═══ Records for the task

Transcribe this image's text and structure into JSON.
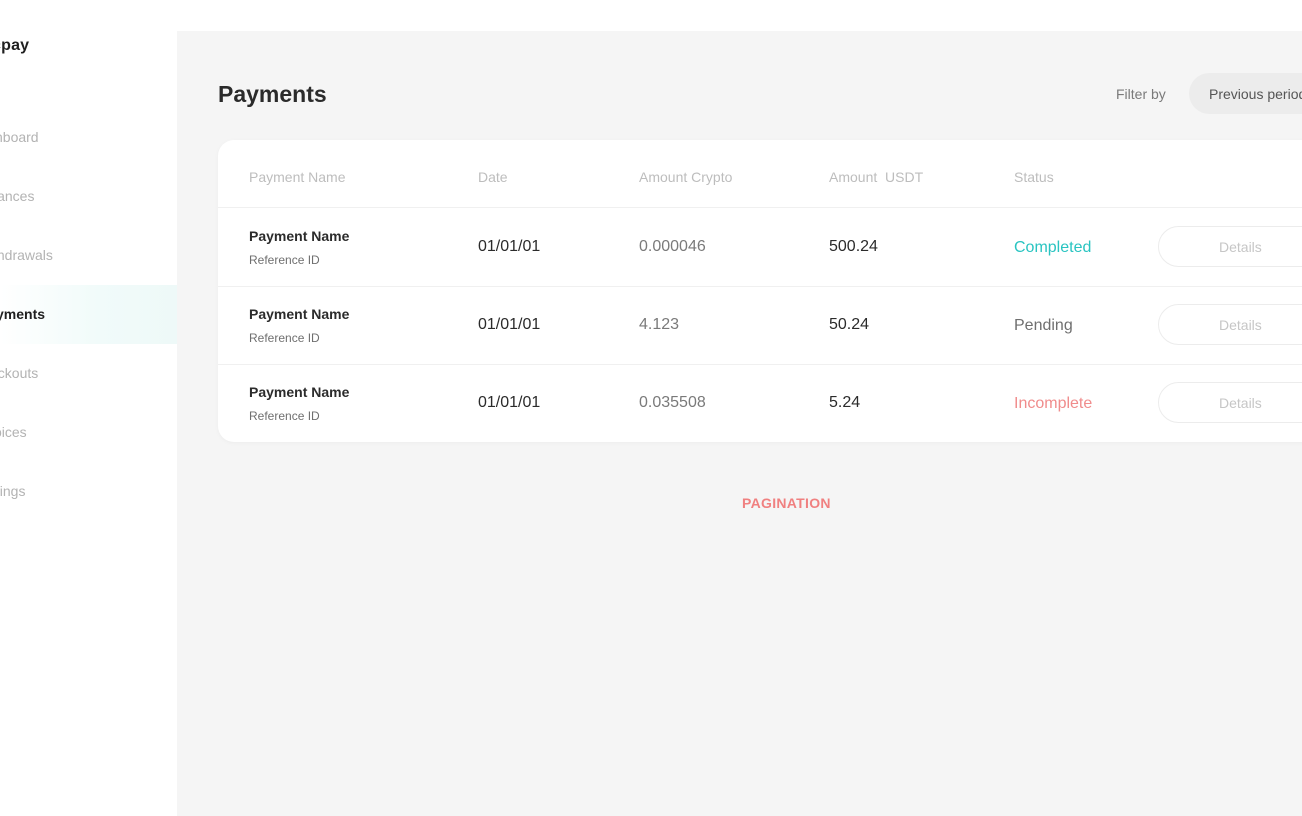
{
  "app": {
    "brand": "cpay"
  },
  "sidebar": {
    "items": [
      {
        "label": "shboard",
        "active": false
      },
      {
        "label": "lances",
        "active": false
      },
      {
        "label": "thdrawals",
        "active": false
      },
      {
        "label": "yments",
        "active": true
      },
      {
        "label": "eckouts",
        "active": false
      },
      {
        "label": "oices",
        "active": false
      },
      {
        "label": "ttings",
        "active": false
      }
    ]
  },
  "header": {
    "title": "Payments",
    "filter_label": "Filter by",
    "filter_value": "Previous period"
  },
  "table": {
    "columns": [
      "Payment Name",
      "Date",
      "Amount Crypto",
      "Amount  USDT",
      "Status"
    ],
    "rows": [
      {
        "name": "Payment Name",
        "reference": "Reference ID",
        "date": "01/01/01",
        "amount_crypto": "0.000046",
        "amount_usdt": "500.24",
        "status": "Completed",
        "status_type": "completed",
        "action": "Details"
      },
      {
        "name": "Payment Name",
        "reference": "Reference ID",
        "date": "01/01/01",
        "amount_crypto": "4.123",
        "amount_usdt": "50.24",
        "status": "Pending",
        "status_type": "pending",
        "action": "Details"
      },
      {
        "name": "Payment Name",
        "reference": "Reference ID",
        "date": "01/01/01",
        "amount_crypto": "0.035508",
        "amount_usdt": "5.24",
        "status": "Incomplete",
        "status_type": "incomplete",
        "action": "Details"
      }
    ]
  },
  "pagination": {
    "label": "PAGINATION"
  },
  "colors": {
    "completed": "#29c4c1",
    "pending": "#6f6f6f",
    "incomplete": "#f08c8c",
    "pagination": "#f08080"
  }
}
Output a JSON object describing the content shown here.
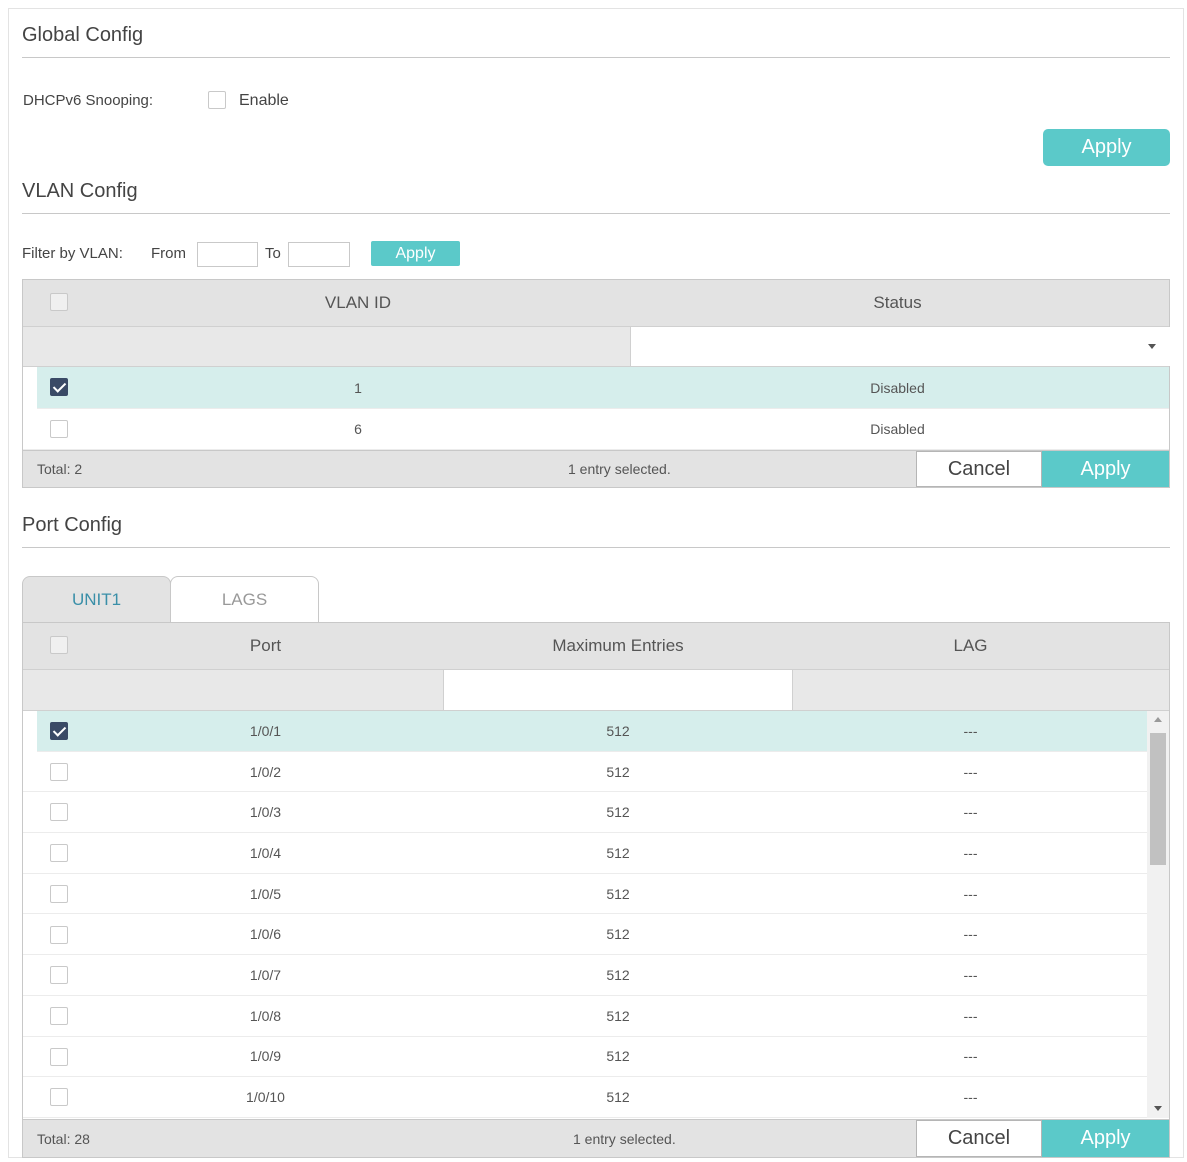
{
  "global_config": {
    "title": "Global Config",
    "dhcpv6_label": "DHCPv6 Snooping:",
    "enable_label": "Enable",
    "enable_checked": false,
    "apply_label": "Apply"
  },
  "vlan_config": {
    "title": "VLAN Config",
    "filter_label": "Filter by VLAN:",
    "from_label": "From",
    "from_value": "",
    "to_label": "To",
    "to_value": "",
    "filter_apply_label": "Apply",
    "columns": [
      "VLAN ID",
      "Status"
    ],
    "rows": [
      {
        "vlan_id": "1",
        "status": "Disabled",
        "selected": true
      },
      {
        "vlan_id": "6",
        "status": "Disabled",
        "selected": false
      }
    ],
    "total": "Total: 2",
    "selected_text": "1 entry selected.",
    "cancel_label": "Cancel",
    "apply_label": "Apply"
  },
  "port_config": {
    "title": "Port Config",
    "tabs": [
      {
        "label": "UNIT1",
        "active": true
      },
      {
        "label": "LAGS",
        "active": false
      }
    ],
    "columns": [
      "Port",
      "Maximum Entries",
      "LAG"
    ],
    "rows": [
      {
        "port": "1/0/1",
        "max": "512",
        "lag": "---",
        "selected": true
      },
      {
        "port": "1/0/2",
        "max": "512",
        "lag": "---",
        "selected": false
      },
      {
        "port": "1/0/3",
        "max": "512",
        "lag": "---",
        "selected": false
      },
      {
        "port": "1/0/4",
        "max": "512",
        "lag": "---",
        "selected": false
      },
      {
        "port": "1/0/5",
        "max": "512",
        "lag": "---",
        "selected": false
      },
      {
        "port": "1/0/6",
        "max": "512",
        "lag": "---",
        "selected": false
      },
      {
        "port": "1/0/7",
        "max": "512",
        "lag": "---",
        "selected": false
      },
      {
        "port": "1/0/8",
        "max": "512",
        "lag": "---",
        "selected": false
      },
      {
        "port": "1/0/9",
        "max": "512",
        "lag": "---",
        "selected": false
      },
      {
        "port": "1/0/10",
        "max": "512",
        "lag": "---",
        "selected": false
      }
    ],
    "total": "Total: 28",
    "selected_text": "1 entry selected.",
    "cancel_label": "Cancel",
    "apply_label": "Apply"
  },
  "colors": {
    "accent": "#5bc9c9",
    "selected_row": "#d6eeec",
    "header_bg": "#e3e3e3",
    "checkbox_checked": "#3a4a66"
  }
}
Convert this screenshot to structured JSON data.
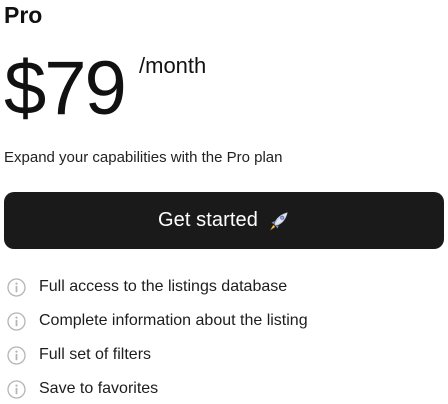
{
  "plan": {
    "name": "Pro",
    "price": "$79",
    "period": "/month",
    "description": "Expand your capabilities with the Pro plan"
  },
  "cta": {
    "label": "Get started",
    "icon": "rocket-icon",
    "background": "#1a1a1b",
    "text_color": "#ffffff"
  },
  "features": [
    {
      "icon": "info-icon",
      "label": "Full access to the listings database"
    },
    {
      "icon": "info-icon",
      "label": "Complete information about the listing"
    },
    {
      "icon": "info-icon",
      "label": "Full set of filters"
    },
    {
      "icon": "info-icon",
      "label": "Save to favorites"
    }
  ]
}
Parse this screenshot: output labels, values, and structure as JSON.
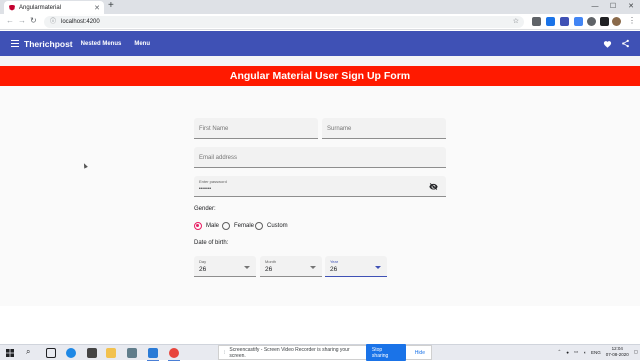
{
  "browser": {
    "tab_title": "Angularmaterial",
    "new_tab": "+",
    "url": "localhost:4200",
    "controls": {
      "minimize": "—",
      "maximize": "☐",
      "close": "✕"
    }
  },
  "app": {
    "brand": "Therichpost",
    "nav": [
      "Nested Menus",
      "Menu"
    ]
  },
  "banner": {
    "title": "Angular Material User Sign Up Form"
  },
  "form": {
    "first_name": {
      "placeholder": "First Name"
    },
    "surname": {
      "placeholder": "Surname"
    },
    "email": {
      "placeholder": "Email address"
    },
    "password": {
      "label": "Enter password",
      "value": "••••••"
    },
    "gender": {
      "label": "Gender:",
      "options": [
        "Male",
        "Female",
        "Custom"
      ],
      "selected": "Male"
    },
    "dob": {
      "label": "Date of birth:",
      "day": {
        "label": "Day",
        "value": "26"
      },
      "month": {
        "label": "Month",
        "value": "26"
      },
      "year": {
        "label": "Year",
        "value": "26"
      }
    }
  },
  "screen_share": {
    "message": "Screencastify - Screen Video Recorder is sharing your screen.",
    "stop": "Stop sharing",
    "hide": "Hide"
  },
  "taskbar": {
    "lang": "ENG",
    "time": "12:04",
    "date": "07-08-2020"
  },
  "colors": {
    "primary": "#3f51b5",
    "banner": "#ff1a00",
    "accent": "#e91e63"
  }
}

══════

What to do:
Reproduce the material word for word. Any pictures should be left out of the copy.

Final result:
Transcribe this image's text and structure into JSON.
{
  "app": {
    "brand": "cpay"
  },
  "sidebar": {
    "items": [
      {
        "label": "shboard",
        "active": false
      },
      {
        "label": "lances",
        "active": false
      },
      {
        "label": "thdrawals",
        "active": false
      },
      {
        "label": "yments",
        "active": true
      },
      {
        "label": "eckouts",
        "active": false
      },
      {
        "label": "oices",
        "active": false
      },
      {
        "label": "ttings",
        "active": false
      }
    ]
  },
  "header": {
    "title": "Payments",
    "filter_label": "Filter by",
    "filter_value": "Previous period"
  },
  "table": {
    "columns": [
      "Payment Name",
      "Date",
      "Amount Crypto",
      "Amount  USDT",
      "Status"
    ],
    "rows": [
      {
        "name": "Payment Name",
        "reference": "Reference ID",
        "date": "01/01/01",
        "amount_crypto": "0.000046",
        "amount_usdt": "500.24",
        "status": "Completed",
        "status_type": "completed",
        "action": "Details"
      },
      {
        "name": "Payment Name",
        "reference": "Reference ID",
        "date": "01/01/01",
        "amount_crypto": "4.123",
        "amount_usdt": "50.24",
        "status": "Pending",
        "status_type": "pending",
        "action": "Details"
      },
      {
        "name": "Payment Name",
        "reference": "Reference ID",
        "date": "01/01/01",
        "amount_crypto": "0.035508",
        "amount_usdt": "5.24",
        "status": "Incomplete",
        "status_type": "incomplete",
        "action": "Details"
      }
    ]
  },
  "pagination": {
    "label": "PAGINATION"
  },
  "colors": {
    "completed": "#29c4c1",
    "pending": "#6f6f6f",
    "incomplete": "#f08c8c",
    "pagination": "#f08080"
  }
}
Output a JSON object describing the content shown here.
{
  "global_config": {
    "title": "Global Config",
    "dhcpv6_label": "DHCPv6 Snooping:",
    "enable_label": "Enable",
    "enable_checked": false,
    "apply_label": "Apply"
  },
  "vlan_config": {
    "title": "VLAN Config",
    "filter_label": "Filter by VLAN:",
    "from_label": "From",
    "from_value": "",
    "to_label": "To",
    "to_value": "",
    "filter_apply_label": "Apply",
    "columns": [
      "VLAN ID",
      "Status"
    ],
    "rows": [
      {
        "vlan_id": "1",
        "status": "Disabled",
        "selected": true
      },
      {
        "vlan_id": "6",
        "status": "Disabled",
        "selected": false
      }
    ],
    "total": "Total: 2",
    "selected_text": "1 entry selected.",
    "cancel_label": "Cancel",
    "apply_label": "Apply"
  },
  "port_config": {
    "title": "Port Config",
    "tabs": [
      {
        "label": "UNIT1",
        "active": true
      },
      {
        "label": "LAGS",
        "active": false
      }
    ],
    "columns": [
      "Port",
      "Maximum Entries",
      "LAG"
    ],
    "rows": [
      {
        "port": "1/0/1",
        "max": "512",
        "lag": "---",
        "selected": true
      },
      {
        "port": "1/0/2",
        "max": "512",
        "lag": "---",
        "selected": false
      },
      {
        "port": "1/0/3",
        "max": "512",
        "lag": "---",
        "selected": false
      },
      {
        "port": "1/0/4",
        "max": "512",
        "lag": "---",
        "selected": false
      },
      {
        "port": "1/0/5",
        "max": "512",
        "lag": "---",
        "selected": false
      },
      {
        "port": "1/0/6",
        "max": "512",
        "lag": "---",
        "selected": false
      },
      {
        "port": "1/0/7",
        "max": "512",
        "lag": "---",
        "selected": false
      },
      {
        "port": "1/0/8",
        "max": "512",
        "lag": "---",
        "selected": false
      },
      {
        "port": "1/0/9",
        "max": "512",
        "lag": "---",
        "selected": false
      },
      {
        "port": "1/0/10",
        "max": "512",
        "lag": "---",
        "selected": false
      }
    ],
    "total": "Total: 28",
    "selected_text": "1 entry selected.",
    "cancel_label": "Cancel",
    "apply_label": "Apply"
  },
  "colors": {
    "accent": "#5bc9c9",
    "selected_row": "#d6eeec",
    "header_bg": "#e3e3e3",
    "checkbox_checked": "#3a4a66"
  }
}
Convert this screenshot to structured JSON data.
{
  "plan": {
    "name": "Pro",
    "price": "$79",
    "period": "/month",
    "description": "Expand your capabilities with the Pro plan"
  },
  "cta": {
    "label": "Get started",
    "icon": "rocket-icon",
    "background": "#1a1a1b",
    "text_color": "#ffffff"
  },
  "features": [
    {
      "icon": "info-icon",
      "label": "Full access to the listings database"
    },
    {
      "icon": "info-icon",
      "label": "Complete information about the listing"
    },
    {
      "icon": "info-icon",
      "label": "Full set of filters"
    },
    {
      "icon": "info-icon",
      "label": "Save to favorites"
    }
  ]
}
Parse this screenshot: output labels, values, and structure as JSON.
{
  "browser": {
    "tab_title": "Angularmaterial",
    "new_tab": "+",
    "url": "localhost:4200",
    "controls": {
      "minimize": "—",
      "maximize": "☐",
      "close": "✕"
    }
  },
  "app": {
    "brand": "Therichpost",
    "nav": [
      "Nested Menus",
      "Menu"
    ]
  },
  "banner": {
    "title": "Angular Material User Sign Up Form"
  },
  "form": {
    "first_name": {
      "placeholder": "First Name"
    },
    "surname": {
      "placeholder": "Surname"
    },
    "email": {
      "placeholder": "Email address"
    },
    "password": {
      "label": "Enter password",
      "value": "••••••"
    },
    "gender": {
      "label": "Gender:",
      "options": [
        "Male",
        "Female",
        "Custom"
      ],
      "selected": "Male"
    },
    "dob": {
      "label": "Date of birth:",
      "day": {
        "label": "Day",
        "value": "26"
      },
      "month": {
        "label": "Month",
        "value": "26"
      },
      "year": {
        "label": "Year",
        "value": "26"
      }
    }
  },
  "screen_share": {
    "message": "Screencastify - Screen Video Recorder is sharing your screen.",
    "stop": "Stop sharing",
    "hide": "Hide"
  },
  "taskbar": {
    "lang": "ENG",
    "time": "12:04",
    "date": "07-08-2020"
  },
  "colors": {
    "primary": "#3f51b5",
    "banner": "#ff1a00",
    "accent": "#e91e63"
  }
}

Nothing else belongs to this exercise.